*SUPPLIED MATERIAL*:
--- Begin ---

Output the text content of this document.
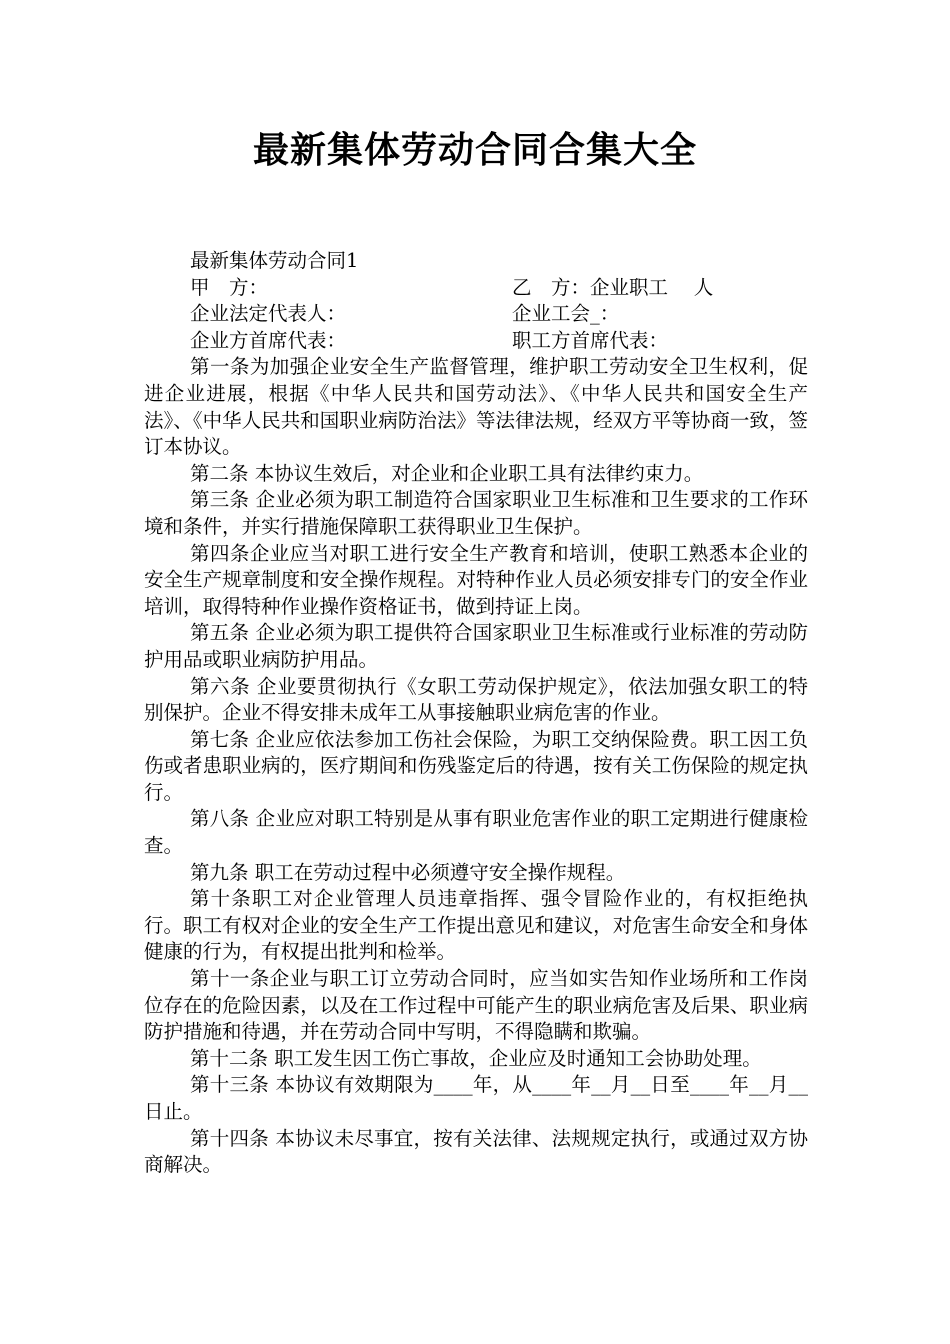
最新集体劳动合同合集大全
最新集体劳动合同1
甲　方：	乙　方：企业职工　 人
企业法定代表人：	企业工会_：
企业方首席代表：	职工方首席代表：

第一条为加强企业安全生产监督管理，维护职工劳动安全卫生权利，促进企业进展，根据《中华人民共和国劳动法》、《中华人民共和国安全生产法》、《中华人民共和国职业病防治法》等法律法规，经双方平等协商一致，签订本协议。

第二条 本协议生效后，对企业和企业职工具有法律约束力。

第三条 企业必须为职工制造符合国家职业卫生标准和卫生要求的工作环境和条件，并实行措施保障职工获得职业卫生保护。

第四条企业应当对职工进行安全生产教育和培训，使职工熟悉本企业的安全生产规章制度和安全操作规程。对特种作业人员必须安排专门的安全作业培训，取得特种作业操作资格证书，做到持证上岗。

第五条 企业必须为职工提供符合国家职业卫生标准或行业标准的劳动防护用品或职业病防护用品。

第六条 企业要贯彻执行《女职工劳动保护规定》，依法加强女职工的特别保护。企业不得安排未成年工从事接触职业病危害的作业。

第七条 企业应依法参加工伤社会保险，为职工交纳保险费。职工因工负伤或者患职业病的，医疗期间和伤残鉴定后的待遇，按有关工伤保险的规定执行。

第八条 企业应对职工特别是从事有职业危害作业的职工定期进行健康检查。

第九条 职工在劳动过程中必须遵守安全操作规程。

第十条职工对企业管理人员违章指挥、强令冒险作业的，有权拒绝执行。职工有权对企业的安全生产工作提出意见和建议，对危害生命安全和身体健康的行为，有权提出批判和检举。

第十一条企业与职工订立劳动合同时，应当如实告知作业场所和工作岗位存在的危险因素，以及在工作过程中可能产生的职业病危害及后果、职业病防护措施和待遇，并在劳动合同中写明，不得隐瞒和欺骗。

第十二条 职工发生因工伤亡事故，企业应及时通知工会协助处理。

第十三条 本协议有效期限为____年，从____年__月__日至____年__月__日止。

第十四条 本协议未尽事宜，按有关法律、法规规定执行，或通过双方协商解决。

--- End ---
--- Begin ---

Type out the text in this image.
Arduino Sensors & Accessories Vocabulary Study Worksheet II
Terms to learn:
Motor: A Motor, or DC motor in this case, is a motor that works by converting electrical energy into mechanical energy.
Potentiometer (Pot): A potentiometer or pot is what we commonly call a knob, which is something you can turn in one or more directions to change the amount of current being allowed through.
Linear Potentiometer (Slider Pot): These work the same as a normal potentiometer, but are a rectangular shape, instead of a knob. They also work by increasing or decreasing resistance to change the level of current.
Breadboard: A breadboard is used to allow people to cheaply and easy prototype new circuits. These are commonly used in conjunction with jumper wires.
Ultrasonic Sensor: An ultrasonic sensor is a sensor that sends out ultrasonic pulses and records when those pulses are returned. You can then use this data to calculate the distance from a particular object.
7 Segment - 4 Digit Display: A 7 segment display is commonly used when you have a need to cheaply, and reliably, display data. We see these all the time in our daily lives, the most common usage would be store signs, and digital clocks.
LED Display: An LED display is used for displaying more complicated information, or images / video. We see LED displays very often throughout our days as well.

--- End ---

*TO DO*:
Lines in the records that hold the word "cheaply" are to be counted; give only the total.

*RESPONSE*:
2